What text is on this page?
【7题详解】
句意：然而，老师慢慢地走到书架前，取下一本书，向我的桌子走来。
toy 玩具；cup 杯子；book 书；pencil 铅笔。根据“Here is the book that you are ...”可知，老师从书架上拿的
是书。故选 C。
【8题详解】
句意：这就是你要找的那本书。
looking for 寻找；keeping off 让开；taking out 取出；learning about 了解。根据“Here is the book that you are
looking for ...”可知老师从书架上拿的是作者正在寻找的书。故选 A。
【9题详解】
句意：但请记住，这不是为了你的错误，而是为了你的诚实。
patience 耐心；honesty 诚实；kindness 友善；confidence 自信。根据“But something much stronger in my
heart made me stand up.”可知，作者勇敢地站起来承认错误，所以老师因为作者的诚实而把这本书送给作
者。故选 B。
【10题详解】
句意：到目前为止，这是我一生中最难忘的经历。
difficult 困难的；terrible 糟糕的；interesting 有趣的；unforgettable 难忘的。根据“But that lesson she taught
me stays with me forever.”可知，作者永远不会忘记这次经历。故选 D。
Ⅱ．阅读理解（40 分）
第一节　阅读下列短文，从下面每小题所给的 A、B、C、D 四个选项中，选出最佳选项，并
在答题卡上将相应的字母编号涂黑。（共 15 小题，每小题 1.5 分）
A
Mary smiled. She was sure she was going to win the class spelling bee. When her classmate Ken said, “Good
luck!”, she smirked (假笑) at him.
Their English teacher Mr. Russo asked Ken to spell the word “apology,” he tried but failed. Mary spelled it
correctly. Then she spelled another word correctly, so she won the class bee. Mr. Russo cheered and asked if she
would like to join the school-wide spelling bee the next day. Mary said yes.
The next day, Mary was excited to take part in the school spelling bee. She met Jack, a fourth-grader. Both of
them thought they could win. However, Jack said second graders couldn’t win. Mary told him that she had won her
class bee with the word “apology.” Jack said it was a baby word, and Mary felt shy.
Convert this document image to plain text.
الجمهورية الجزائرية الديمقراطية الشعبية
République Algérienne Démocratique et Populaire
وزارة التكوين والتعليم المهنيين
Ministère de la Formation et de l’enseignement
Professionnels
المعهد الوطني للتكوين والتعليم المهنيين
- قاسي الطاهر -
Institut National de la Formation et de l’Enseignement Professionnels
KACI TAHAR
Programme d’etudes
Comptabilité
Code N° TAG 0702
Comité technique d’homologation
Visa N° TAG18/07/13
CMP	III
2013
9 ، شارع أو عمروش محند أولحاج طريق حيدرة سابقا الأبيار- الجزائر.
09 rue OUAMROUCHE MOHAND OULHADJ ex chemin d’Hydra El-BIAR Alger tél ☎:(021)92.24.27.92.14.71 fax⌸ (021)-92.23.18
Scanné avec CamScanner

Exercise goal
Give the entries once more, exactly as they appear.

Final result
What text is on this page?
【7题详解】
句意：然而，老师慢慢地走到书架前，取下一本书，向我的桌子走来。
toy 玩具；cup 杯子；book 书；pencil 铅笔。根据“Here is the book that you are ...”可知，老师从书架上拿的
是书。故选 C。
【8题详解】
句意：这就是你要找的那本书。
looking for 寻找；keeping off 让开；taking out 取出；learning about 了解。根据“Here is the book that you are
looking for ...”可知老师从书架上拿的是作者正在寻找的书。故选 A。
【9题详解】
句意：但请记住，这不是为了你的错误，而是为了你的诚实。
patience 耐心；honesty 诚实；kindness 友善；confidence 自信。根据“But something much stronger in my
heart made me stand up.”可知，作者勇敢地站起来承认错误，所以老师因为作者的诚实而把这本书送给作
者。故选 B。
【10题详解】
句意：到目前为止，这是我一生中最难忘的经历。
difficult 困难的；terrible 糟糕的；interesting 有趣的；unforgettable 难忘的。根据“But that lesson she taught
me stays with me forever.”可知，作者永远不会忘记这次经历。故选 D。
Ⅱ．阅读理解（40 分）
第一节　阅读下列短文，从下面每小题所给的 A、B、C、D 四个选项中，选出最佳选项，并
在答题卡上将相应的字母编号涂黑。（共 15 小题，每小题 1.5 分）
A
Mary smiled. She was sure she was going to win the class spelling bee. When her classmate Ken said, “Good
luck!”, she smirked (假笑) at him.
Their English teacher Mr. Russo asked Ken to spell the word “apology,” he tried but failed. Mary spelled it
correctly. Then she spelled another word correctly, so she won the class bee. Mr. Russo cheered and asked if she
would like to join the school-wide spelling bee the next day. Mary said yes.
The next day, Mary was excited to take part in the school spelling bee. She met Jack, a fourth-grader. Both of
them thought they could win. However, Jack said second graders couldn’t win. Mary told him that she had won her
class bee with the word “apology.” Jack said it was a baby word, and Mary felt shy.
Convert this document image to plain text.
الجمهورية الجزائرية الديمقراطية الشعبية
République Algérienne Démocratique et Populaire
وزارة التكوين والتعليم المهنيين
Ministère de la Formation et de l’enseignement
Professionnels
المعهد الوطني للتكوين والتعليم المهنيين
- قاسي الطاهر -
Institut National de la Formation et de l’Enseignement Professionnels
KACI TAHAR
Programme d’etudes
Comptabilité
Code N° TAG 0702
Comité technique d’homologation
Visa N° TAG18/07/13
CMP	III
2013
9 ، شارع أو عمروش محند أولحاج طريق حيدرة سابقا الأبيار- الجزائر.
09 rue OUAMROUCHE MOHAND OULHADJ ex chemin d’Hydra El-BIAR Alger tél ☎:(021)92.24.27.92.14.71 fax⌸ (021)-92.23.18
Scanné avec CamScanner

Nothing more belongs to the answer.